**** The input ****

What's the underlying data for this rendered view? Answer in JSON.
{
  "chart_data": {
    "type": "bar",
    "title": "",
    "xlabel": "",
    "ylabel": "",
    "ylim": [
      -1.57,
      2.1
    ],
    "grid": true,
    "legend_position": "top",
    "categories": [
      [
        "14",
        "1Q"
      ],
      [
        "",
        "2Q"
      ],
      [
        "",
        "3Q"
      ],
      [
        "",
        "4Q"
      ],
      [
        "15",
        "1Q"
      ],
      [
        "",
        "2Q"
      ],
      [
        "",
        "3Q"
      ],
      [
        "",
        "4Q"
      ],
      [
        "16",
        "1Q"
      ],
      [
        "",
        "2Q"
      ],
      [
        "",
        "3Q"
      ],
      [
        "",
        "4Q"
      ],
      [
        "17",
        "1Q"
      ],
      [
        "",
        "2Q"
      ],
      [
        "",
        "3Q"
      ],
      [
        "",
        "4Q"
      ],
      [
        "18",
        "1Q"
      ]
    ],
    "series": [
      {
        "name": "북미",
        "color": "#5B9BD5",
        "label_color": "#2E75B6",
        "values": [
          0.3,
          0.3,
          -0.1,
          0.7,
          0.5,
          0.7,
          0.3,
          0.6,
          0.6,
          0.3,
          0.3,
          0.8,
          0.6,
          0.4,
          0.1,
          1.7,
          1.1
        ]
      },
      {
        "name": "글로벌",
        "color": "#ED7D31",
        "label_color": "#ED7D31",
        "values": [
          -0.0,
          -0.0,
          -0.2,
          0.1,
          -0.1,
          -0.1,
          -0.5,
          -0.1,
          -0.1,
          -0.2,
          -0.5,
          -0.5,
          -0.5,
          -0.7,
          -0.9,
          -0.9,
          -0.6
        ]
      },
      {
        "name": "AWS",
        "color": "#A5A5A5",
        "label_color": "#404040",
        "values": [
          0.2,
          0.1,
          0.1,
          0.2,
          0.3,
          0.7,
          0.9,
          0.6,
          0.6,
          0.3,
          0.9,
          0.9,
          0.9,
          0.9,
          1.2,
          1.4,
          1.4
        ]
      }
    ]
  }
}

****

| Your task |
Repeat back the data above, exact to the last character.

| Solution to the problem |
What's the underlying data for this rendered view? Answer in JSON.
{
  "chart_data": {
    "type": "bar",
    "title": "",
    "xlabel": "",
    "ylabel": "",
    "ylim": [
      -1.57,
      2.1
    ],
    "grid": true,
    "legend_position": "top",
    "categories": [
      [
        "14",
        "1Q"
      ],
      [
        "",
        "2Q"
      ],
      [
        "",
        "3Q"
      ],
      [
        "",
        "4Q"
      ],
      [
        "15",
        "1Q"
      ],
      [
        "",
        "2Q"
      ],
      [
        "",
        "3Q"
      ],
      [
        "",
        "4Q"
      ],
      [
        "16",
        "1Q"
      ],
      [
        "",
        "2Q"
      ],
      [
        "",
        "3Q"
      ],
      [
        "",
        "4Q"
      ],
      [
        "17",
        "1Q"
      ],
      [
        "",
        "2Q"
      ],
      [
        "",
        "3Q"
      ],
      [
        "",
        "4Q"
      ],
      [
        "18",
        "1Q"
      ]
    ],
    "series": [
      {
        "name": "북미",
        "color": "#5B9BD5",
        "label_color": "#2E75B6",
        "values": [
          0.3,
          0.3,
          -0.1,
          0.7,
          0.5,
          0.7,
          0.3,
          0.6,
          0.6,
          0.3,
          0.3,
          0.8,
          0.6,
          0.4,
          0.1,
          1.7,
          1.1
        ]
      },
      {
        "name": "글로벌",
        "color": "#ED7D31",
        "label_color": "#ED7D31",
        "values": [
          -0.0,
          -0.0,
          -0.2,
          0.1,
          -0.1,
          -0.1,
          -0.5,
          -0.1,
          -0.1,
          -0.2,
          -0.5,
          -0.5,
          -0.5,
          -0.7,
          -0.9,
          -0.9,
          -0.6
        ]
      },
      {
        "name": "AWS",
        "color": "#A5A5A5",
        "label_color": "#404040",
        "values": [
          0.2,
          0.1,
          0.1,
          0.2,
          0.3,
          0.7,
          0.9,
          0.6,
          0.6,
          0.3,
          0.9,
          0.9,
          0.9,
          0.9,
          1.2,
          1.4,
          1.4
        ]
      }
    ]
  }
}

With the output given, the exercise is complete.